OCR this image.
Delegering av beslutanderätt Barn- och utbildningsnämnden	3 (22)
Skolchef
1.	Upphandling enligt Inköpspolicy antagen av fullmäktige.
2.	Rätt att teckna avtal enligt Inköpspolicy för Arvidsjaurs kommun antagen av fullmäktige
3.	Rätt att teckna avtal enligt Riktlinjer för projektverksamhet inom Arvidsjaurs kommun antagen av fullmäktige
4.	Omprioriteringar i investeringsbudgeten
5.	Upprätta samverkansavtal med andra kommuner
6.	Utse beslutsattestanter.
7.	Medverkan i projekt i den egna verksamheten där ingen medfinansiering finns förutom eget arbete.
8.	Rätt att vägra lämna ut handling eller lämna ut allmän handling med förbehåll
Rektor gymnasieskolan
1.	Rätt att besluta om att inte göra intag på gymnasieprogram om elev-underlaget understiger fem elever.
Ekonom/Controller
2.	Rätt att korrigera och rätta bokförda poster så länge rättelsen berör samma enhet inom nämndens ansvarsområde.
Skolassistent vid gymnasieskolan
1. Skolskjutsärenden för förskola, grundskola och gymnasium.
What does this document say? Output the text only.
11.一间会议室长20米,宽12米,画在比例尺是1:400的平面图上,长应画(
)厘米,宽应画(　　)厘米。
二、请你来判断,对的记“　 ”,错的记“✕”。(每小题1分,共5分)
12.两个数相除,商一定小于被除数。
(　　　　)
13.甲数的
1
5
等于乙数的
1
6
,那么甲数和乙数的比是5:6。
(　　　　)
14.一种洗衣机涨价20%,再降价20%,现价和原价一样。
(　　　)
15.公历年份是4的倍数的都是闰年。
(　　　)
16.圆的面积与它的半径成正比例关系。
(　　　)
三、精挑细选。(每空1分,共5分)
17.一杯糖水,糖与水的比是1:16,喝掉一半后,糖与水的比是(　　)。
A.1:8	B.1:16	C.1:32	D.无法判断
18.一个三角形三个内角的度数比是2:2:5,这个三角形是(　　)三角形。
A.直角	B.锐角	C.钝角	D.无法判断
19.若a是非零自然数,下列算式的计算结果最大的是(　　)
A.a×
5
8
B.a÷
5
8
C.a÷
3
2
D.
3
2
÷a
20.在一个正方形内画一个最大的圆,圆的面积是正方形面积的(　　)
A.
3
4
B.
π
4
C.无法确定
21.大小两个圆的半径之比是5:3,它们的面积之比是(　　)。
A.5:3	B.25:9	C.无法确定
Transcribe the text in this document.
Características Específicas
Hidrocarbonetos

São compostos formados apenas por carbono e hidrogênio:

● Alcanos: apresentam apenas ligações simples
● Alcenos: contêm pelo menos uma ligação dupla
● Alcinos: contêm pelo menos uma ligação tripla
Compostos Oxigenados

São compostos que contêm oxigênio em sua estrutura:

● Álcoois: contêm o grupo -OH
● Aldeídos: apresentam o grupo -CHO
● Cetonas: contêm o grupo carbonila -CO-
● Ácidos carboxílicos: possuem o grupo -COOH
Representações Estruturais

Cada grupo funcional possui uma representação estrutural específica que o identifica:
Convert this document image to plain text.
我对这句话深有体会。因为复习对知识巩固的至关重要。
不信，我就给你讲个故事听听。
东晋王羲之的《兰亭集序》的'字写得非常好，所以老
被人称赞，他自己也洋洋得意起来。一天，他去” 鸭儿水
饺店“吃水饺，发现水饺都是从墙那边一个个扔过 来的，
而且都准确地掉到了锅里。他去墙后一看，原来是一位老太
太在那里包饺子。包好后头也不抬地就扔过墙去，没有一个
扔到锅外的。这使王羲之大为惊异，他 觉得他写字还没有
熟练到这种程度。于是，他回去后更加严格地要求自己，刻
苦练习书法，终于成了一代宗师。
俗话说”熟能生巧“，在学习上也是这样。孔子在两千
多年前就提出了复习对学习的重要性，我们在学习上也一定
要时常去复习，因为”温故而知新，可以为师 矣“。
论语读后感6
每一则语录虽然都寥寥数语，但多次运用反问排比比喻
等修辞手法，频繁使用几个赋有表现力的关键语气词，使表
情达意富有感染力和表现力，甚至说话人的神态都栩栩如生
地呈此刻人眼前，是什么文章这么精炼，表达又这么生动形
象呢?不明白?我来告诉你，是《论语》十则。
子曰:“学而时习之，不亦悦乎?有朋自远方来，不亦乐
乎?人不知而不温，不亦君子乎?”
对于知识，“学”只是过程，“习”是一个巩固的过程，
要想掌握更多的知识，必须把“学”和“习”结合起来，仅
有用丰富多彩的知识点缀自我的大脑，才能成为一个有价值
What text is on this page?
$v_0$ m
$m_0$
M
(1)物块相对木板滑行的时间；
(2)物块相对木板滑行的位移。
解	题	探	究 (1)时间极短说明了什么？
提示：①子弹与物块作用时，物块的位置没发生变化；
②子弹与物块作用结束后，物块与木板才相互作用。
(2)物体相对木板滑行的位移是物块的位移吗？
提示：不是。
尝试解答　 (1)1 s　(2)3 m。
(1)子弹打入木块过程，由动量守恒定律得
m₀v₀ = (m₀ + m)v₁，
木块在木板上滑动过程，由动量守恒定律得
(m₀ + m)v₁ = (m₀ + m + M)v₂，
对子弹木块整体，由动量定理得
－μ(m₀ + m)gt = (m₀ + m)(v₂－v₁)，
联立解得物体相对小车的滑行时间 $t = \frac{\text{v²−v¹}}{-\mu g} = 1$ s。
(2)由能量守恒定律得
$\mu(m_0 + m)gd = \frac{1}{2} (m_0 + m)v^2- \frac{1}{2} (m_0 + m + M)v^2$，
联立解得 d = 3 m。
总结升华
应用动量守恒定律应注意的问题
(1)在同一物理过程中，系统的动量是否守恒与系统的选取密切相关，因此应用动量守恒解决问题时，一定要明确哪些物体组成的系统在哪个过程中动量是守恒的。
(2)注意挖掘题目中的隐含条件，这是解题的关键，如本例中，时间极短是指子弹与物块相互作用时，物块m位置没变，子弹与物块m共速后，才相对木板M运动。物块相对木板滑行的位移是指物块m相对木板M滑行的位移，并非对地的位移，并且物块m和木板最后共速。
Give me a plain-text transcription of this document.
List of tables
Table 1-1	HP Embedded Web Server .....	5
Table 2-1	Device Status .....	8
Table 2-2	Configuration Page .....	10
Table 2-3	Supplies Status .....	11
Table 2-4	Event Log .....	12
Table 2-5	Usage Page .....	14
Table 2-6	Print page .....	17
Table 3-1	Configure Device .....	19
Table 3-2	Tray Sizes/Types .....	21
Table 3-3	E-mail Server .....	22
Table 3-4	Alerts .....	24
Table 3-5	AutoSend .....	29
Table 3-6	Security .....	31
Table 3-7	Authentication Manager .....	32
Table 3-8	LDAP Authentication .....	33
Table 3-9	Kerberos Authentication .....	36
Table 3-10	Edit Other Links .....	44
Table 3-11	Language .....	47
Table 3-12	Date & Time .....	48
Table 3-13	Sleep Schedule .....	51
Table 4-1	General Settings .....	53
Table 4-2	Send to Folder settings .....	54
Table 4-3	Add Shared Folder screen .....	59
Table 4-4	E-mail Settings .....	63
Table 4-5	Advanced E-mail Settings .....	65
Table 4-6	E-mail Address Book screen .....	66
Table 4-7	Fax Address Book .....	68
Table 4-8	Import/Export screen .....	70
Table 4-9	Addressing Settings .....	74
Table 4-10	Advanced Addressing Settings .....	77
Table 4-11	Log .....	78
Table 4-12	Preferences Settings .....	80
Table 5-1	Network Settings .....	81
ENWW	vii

◆ **Challenge**:
Using the listing above, list every line in which the string "screen" occurs.

◆ **Written reply**:
Table 4-3	Add Shared Folder screen .....	59
Table 4-6	E-mail Address Book screen .....	66
Table 4-8	Import/Export screen .....	70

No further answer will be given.